---------- Selected excerpt
It is the finding of the Legislature that the population of offenders released from state prison into the community who meet the conditional release criteria poses the greatest threat to the public safety of the groups of offenders under community supervision. Therefore, the Department of Corrections is to provide intensive supervision by experienced correctional probation officers to conditional release offenders.
(ECF No. 10 at 24 (citing Fla. Stat. § 947.1405(8)).

Ellard presented his claims to the state circuit court (ECF No. 10-3 at 3-5) and the First DCA (ECF No. 10-11 at 9-11, 21-22). The state circuit court acknowledged and rejected Ellard's arguments as follows:

. . . Petitioner alleges . . . that because his federal sentence was to be served consecutive to his state sentence, he should have been required to serve any conditional release portion of his state sentence before he was transferred to the custody of the United States Marshals Service to begin serving his federal sentence. See Petition, P3. Petitioner alleges that since the State of Florida released him from the incarceration portion of his state sentence to the custody of the United States Marshals Service, its jurisdiction of him ended on September 9, 2005, the date he was from [sic] the Department to the custody of the United States Marshals Service. See Petition, P3. To the extent Petitioner claims . . . that the State of Florida lost jurisdiction over him when he was released to the custody of the United States Marshals Service, his argument is without merit and should be denied.
--------------------
Written problem A:
In the court excerpt on conditional release, on what date does Ellard allege the State of Florida's jurisdiction ended?
Written problem B:
Pick up the court excerpt on conditional release after its last sentence and carry it forward.
---------- Material shown
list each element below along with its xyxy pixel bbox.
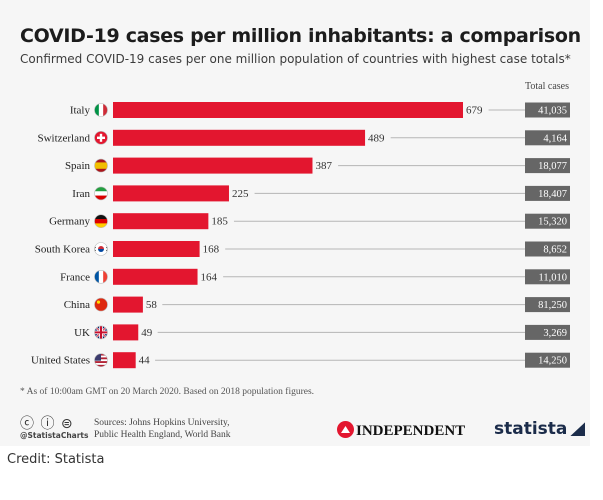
bar-germany: [113, 213, 209, 230]
country-label-switzerland: Switzerland: [37, 132, 90, 144]
uk-flag: [94, 325, 108, 340]
chart-title: COVID-19 cases per million inhabitants: …: [20, 25, 581, 47]
country-label-iran: Iran: [72, 188, 90, 200]
total-cases-value-united-states: 14,250: [538, 356, 567, 367]
country-label-united-states: United States: [31, 355, 90, 367]
total-cases-value-uk: 3,269: [543, 328, 567, 339]
total-cases-box-france: [525, 269, 570, 285]
total-cases-header: Total cases: [525, 81, 569, 92]
image-credit: Credit: Statista: [7, 452, 105, 467]
sources-line: Sources: Johns Hopkins University,: [94, 418, 230, 428]
germany-flag: [94, 214, 108, 228]
independent-logo: INDEPENDENT: [337, 421, 465, 440]
bar-france: [113, 268, 198, 285]
total-cases-box-italy: [525, 102, 570, 118]
united-states-flag: [94, 353, 108, 368]
statista-logo-text: statista: [494, 419, 568, 439]
total-cases-value-italy: 41,035: [538, 106, 567, 117]
total-cases-box-germany: [525, 213, 570, 229]
total-cases-box-switzerland: [525, 130, 570, 146]
total-cases-box-uk: [525, 324, 570, 340]
spain-flag: [94, 158, 108, 173]
total-cases-box-china: [525, 297, 570, 313]
value-label-italy: 679: [466, 105, 483, 117]
value-label-spain: 387: [315, 160, 332, 172]
bar-italy: [113, 102, 463, 118]
statista-logo: statista: [494, 419, 586, 439]
statista-handle: @StatistaCharts: [20, 431, 89, 440]
country-label-china: China: [64, 299, 90, 311]
footnote: * As of 10:00am GMT on 20 March 2020. Ba…: [20, 387, 315, 397]
country-label-germany: Germany: [49, 216, 90, 228]
country-label-uk: UK: [74, 327, 90, 339]
total-cases-box-iran: [525, 185, 570, 201]
independent-logo-text: INDEPENDENT: [356, 423, 466, 439]
bar-china: [113, 296, 143, 313]
value-label-germany: 185: [211, 216, 228, 228]
bar-south-korea: [113, 241, 200, 257]
sources-line: Public Health England, World Bank: [94, 430, 231, 440]
bar-uk: [113, 324, 139, 341]
total-cases-value-south-korea: 8,652: [543, 245, 567, 256]
value-label-uk: 49: [141, 327, 153, 339]
iran-flag: [94, 186, 108, 201]
value-label-iran: 225: [232, 188, 249, 200]
total-cases-box-united-states: [525, 352, 570, 368]
china-flag: [94, 297, 108, 312]
country-label-italy: Italy: [70, 105, 91, 117]
value-label-switzerland: 489: [368, 132, 385, 144]
total-cases-box-south-korea: [525, 241, 570, 257]
value-label-france: 164: [201, 271, 218, 283]
bar-united-states: [113, 352, 136, 369]
country-label-south-korea: South Korea: [35, 244, 90, 256]
france-flag: [94, 269, 108, 284]
chart-subtitle: Confirmed COVID-19 cases per one million…: [20, 52, 571, 66]
total-cases-value-spain: 18,077: [538, 161, 567, 172]
total-cases-value-france: 11,010: [539, 272, 568, 283]
italy-flag: [94, 103, 108, 117]
total-cases-value-china: 81,250: [538, 300, 567, 311]
switzerland-flag: [94, 131, 108, 145]
bar-spain: [113, 157, 313, 174]
total-cases-value-germany: 15,320: [538, 217, 567, 228]
country-label-france: France: [60, 271, 90, 283]
value-label-china: 58: [146, 299, 158, 311]
total-cases-value-iran: 18,407: [538, 189, 567, 200]
sources: Sources: Johns Hopkins University, Publi…: [94, 417, 231, 441]
creative-commons-icon: ⓒ ⓘ ⊜: [20, 416, 74, 432]
total-cases-value-switzerland: 4,164: [543, 133, 567, 144]
country-label-spain: Spain: [65, 160, 91, 172]
total-cases-box-spain: [525, 158, 570, 174]
south-korea-flag: [94, 242, 108, 256]
value-label-south-korea: 168: [203, 244, 220, 256]
statista-mark-icon: [570, 422, 586, 436]
bar-iran: [113, 185, 229, 202]
bar-switzerland: [113, 129, 366, 146]
value-label-united-states: 44: [139, 355, 151, 367]
independent-eagle-icon: [337, 421, 354, 438]
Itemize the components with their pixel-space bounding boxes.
--------------------
Reply A:
September 9, 2005.

Reply B:
(ECF No. 10-8 at 6). The First DCA rejected Ellard's claims “on the merits, ” without offering additional reasons.

The issue of whether the FCOR had jurisdiction to run Ellard's conditional release supervision concurrently with his federal sentence is purely an issue of state law and does not implicate federal constitutional concerns. “Questions of state law rarely raise issues of federal constitutional significance, because “[a] state's interpretation of its own laws provides no basis for federal habeas corpus relief, since no question of a constitutional nature is involved.'” Tejada v. Dugger, 941 F.2d 1551 (11th Cir. 1991) (quoting Carrizales v. Wainwright, 699 F.2d 1053 (11th Cir. 1983)); see also Barclay v. Florida, 463 U.S. 939, 958-59 (1983) (“Mere errors of state law are not the concern of this Court unless they rise for some other reason to the level of a denial of rights protected by the United States Constitution.”) (citation omitted).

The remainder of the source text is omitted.